▶ Exercise brief
Retype the records below word for word and omit any image.

## START Provided material

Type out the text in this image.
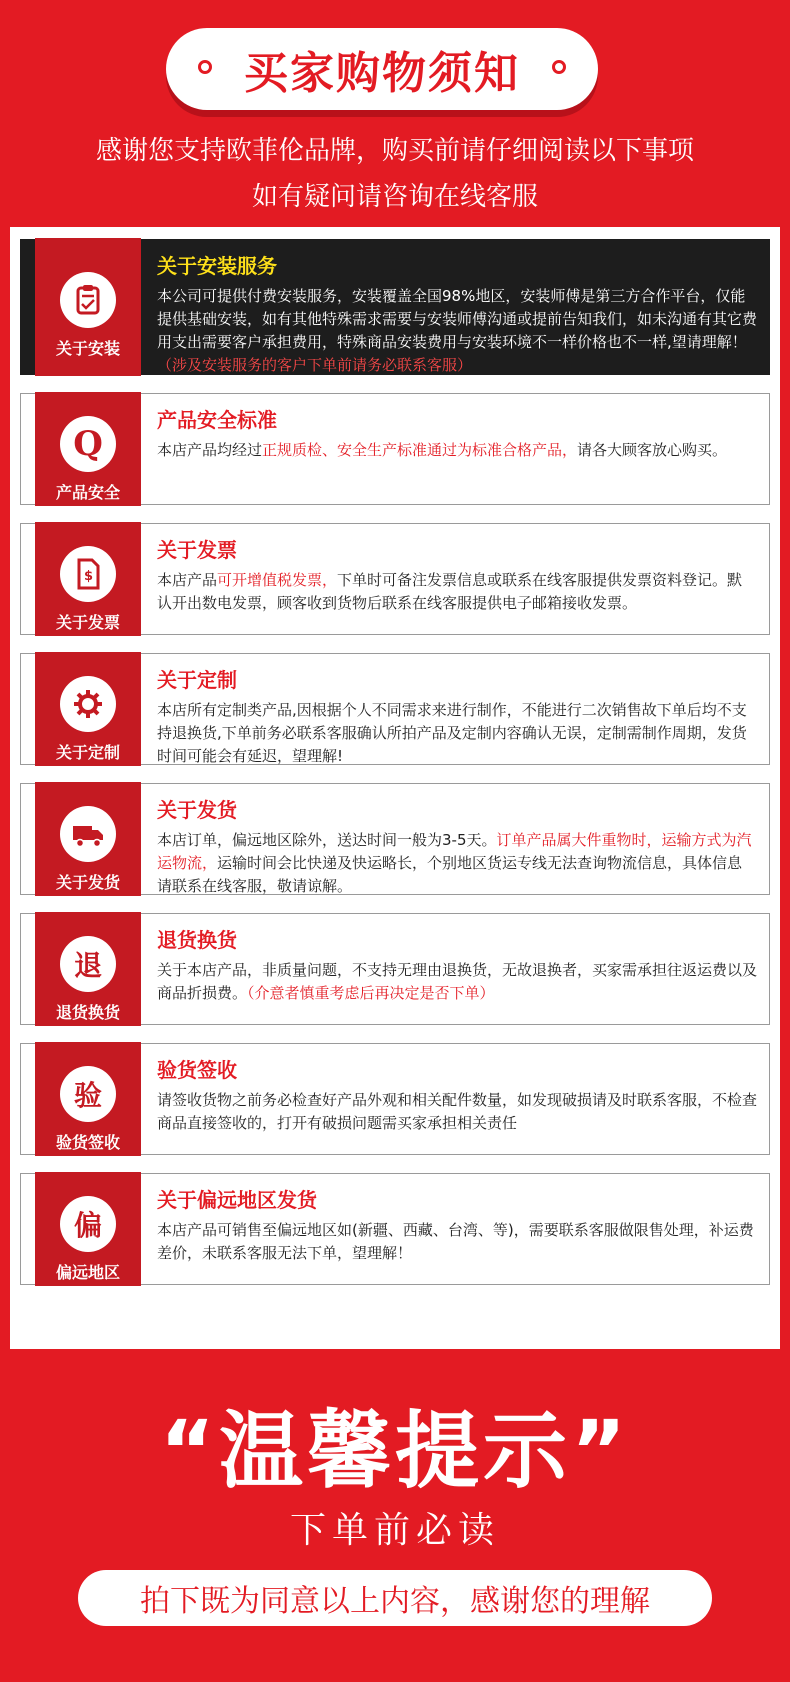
买家购物须知
感谢您支持欧菲伦品牌，购买前请仔细阅读以下事项
如有疑问请咨询在线客服
关于安装
关于安装服务
本公司可提供付费安装服务，安装覆盖全国98%地区，安装师傅是第三方合作平台，仅能提供基础安装，如有其他特殊需求需要与安装师傅沟通或提前告知我们，如未沟通有其它费用支出需要客户承担费用，特殊商品安装费用与安装环境不一样价格也不一样,望请理解！（涉及安装服务的客户下单前请务必联系客服）
Q
产品安全
产品安全标准
本店产品均经过正规质检、安全生产标准通过为标准合格产品，请各大顾客放心购买。
$
关于发票
关于发票
本店产品可开增值税发票，下单时可备注发票信息或联系在线客服提供发票资料登记。默认开出数电发票，顾客收到货物后联系在线客服提供电子邮箱接收发票。
关于定制
关于定制
本店所有定制类产品,因根据个人不同需求来进行制作，不能进行二次销售故下单后均不支持退换货,下单前务必联系客服确认所拍产品及定制内容确认无误，定制需制作周期，发货时间可能会有延迟，望理解!
关于发货
关于发货
本店订单，偏远地区除外，送达时间一般为3-5天。订单产品属大件重物时，运输方式为汽运物流，运输时间会比快递及快运略长，个别地区货运专线无法查询物流信息，具体信息请联系在线客服，敬请谅解。
退
退货换货
退货换货
关于本店产品，非质量问题，不支持无理由退换货，无故退换者，买家需承担往返运费以及商品折损费。（介意者慎重考虑后再决定是否下单）
验
验货签收
验货签收
请签收货物之前务必检查好产品外观和相关配件数量，如发现破损请及时联系客服，不检查商品直接签收的，打开有破损问题需买家承担相关责任
偏
偏远地区
关于偏远地区发货
本店产品可销售至偏远地区如(新疆、西藏、台湾、等)，需要联系客服做限售处理，补运费差价，未联系客服无法下单，望理解！
“温馨提示”
下单前必读
拍下既为同意以上内容，感谢您的理解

## END Provided material

▶ Reply to the exercise
Type out the text in this image.
买家购物须知
感谢您支持欧菲伦品牌，购买前请仔细阅读以下事项
如有疑问请咨询在线客服
关于安装
关于安装服务
本公司可提供付费安装服务，安装覆盖全国98%地区，安装师傅是第三方合作平台，仅能提供基础安装，如有其他特殊需求需要与安装师傅沟通或提前告知我们，如未沟通有其它费用支出需要客户承担费用，特殊商品安装费用与安装环境不一样价格也不一样,望请理解！（涉及安装服务的客户下单前请务必联系客服）
Q
产品安全
产品安全标准
本店产品均经过正规质检、安全生产标准通过为标准合格产品，请各大顾客放心购买。
$
关于发票
关于发票
本店产品可开增值税发票，下单时可备注发票信息或联系在线客服提供发票资料登记。默认开出数电发票，顾客收到货物后联系在线客服提供电子邮箱接收发票。
关于定制
关于定制
本店所有定制类产品,因根据个人不同需求来进行制作，不能进行二次销售故下单后均不支持退换货,下单前务必联系客服确认所拍产品及定制内容确认无误，定制需制作周期，发货时间可能会有延迟，望理解!
关于发货
关于发货
本店订单，偏远地区除外，送达时间一般为3-5天。订单产品属大件重物时，运输方式为汽运物流，运输时间会比快递及快运略长，个别地区货运专线无法查询物流信息，具体信息请联系在线客服，敬请谅解。
退
退货换货
退货换货
关于本店产品，非质量问题，不支持无理由退换货，无故退换者，买家需承担往返运费以及商品折损费。（介意者慎重考虑后再决定是否下单）
验
验货签收
验货签收
请签收货物之前务必检查好产品外观和相关配件数量，如发现破损请及时联系客服，不检查商品直接签收的，打开有破损问题需买家承担相关责任
偏
偏远地区
关于偏远地区发货
本店产品可销售至偏远地区如(新疆、西藏、台湾、等)，需要联系客服做限售处理，补运费差价，未联系客服无法下单，望理解！
“温馨提示”
下单前必读
拍下既为同意以上内容，感谢您的理解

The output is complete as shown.